---------- Given records

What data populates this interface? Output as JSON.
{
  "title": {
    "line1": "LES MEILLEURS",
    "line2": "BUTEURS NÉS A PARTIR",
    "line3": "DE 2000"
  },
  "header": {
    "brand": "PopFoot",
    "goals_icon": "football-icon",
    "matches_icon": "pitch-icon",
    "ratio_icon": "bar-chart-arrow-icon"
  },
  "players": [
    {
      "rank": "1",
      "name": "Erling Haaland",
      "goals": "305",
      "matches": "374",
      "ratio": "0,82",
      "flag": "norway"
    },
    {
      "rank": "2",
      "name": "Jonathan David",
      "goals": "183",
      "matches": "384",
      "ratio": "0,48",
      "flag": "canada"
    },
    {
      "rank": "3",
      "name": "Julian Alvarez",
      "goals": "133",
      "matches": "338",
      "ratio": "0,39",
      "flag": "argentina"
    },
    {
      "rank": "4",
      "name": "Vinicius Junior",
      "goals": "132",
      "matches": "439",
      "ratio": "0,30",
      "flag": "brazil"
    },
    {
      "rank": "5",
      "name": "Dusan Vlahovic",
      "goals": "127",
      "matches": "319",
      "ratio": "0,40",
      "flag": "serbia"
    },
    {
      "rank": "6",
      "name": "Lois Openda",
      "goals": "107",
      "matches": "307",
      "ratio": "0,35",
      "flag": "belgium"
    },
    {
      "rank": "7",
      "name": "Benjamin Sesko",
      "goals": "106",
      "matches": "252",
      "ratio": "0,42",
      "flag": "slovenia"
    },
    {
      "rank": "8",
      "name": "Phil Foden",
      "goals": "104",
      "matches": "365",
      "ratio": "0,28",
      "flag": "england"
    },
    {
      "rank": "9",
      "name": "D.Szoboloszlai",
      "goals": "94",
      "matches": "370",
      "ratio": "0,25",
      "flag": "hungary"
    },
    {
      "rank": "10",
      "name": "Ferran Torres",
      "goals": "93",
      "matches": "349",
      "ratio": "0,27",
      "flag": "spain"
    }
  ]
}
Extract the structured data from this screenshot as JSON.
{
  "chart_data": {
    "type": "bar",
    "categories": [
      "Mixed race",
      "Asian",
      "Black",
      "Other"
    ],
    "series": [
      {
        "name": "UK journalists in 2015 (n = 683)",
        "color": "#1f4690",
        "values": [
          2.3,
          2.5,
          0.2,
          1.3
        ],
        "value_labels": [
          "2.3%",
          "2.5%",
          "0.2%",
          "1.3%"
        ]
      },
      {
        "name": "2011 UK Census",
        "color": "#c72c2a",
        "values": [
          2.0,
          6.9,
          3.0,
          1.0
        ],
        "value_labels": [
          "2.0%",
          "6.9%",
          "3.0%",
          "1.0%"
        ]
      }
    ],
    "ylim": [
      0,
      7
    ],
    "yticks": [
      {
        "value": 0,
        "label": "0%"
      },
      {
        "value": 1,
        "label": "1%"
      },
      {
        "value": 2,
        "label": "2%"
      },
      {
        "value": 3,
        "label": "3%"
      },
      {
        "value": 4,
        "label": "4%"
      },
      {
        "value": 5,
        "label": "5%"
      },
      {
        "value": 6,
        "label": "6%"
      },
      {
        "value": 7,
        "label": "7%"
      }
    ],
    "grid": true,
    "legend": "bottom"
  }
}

--------------------

Problem statement: Exact copies of all the records are required.

Expected output:
What data populates this interface? Output as JSON.
{
  "title": {
    "line1": "LES MEILLEURS",
    "line2": "BUTEURS NÉS A PARTIR",
    "line3": "DE 2000"
  },
  "header": {
    "brand": "PopFoot",
    "goals_icon": "football-icon",
    "matches_icon": "pitch-icon",
    "ratio_icon": "bar-chart-arrow-icon"
  },
  "players": [
    {
      "rank": "1",
      "name": "Erling Haaland",
      "goals": "305",
      "matches": "374",
      "ratio": "0,82",
      "flag": "norway"
    },
    {
      "rank": "2",
      "name": "Jonathan David",
      "goals": "183",
      "matches": "384",
      "ratio": "0,48",
      "flag": "canada"
    },
    {
      "rank": "3",
      "name": "Julian Alvarez",
      "goals": "133",
      "matches": "338",
      "ratio": "0,39",
      "flag": "argentina"
    },
    {
      "rank": "4",
      "name": "Vinicius Junior",
      "goals": "132",
      "matches": "439",
      "ratio": "0,30",
      "flag": "brazil"
    },
    {
      "rank": "5",
      "name": "Dusan Vlahovic",
      "goals": "127",
      "matches": "319",
      "ratio": "0,40",
      "flag": "serbia"
    },
    {
      "rank": "6",
      "name": "Lois Openda",
      "goals": "107",
      "matches": "307",
      "ratio": "0,35",
      "flag": "belgium"
    },
    {
      "rank": "7",
      "name": "Benjamin Sesko",
      "goals": "106",
      "matches": "252",
      "ratio": "0,42",
      "flag": "slovenia"
    },
    {
      "rank": "8",
      "name": "Phil Foden",
      "goals": "104",
      "matches": "365",
      "ratio": "0,28",
      "flag": "england"
    },
    {
      "rank": "9",
      "name": "D.Szoboloszlai",
      "goals": "94",
      "matches": "370",
      "ratio": "0,25",
      "flag": "hungary"
    },
    {
      "rank": "10",
      "name": "Ferran Torres",
      "goals": "93",
      "matches": "349",
      "ratio": "0,27",
      "flag": "spain"
    }
  ]
}
Extract the structured data from this screenshot as JSON.
{
  "chart_data": {
    "type": "bar",
    "categories": [
      "Mixed race",
      "Asian",
      "Black",
      "Other"
    ],
    "series": [
      {
        "name": "UK journalists in 2015 (n = 683)",
        "color": "#1f4690",
        "values": [
          2.3,
          2.5,
          0.2,
          1.3
        ],
        "value_labels": [
          "2.3%",
          "2.5%",
          "0.2%",
          "1.3%"
        ]
      },
      {
        "name": "2011 UK Census",
        "color": "#c72c2a",
        "values": [
          2.0,
          6.9,
          3.0,
          1.0
        ],
        "value_labels": [
          "2.0%",
          "6.9%",
          "3.0%",
          "1.0%"
        ]
      }
    ],
    "ylim": [
      0,
      7
    ],
    "yticks": [
      {
        "value": 0,
        "label": "0%"
      },
      {
        "value": 1,
        "label": "1%"
      },
      {
        "value": 2,
        "label": "2%"
      },
      {
        "value": 3,
        "label": "3%"
      },
      {
        "value": 4,
        "label": "4%"
      },
      {
        "value": 5,
        "label": "5%"
      },
      {
        "value": 6,
        "label": "6%"
      },
      {
        "value": 7,
        "label": "7%"
      }
    ],
    "grid": true,
    "legend": "bottom"
  }
}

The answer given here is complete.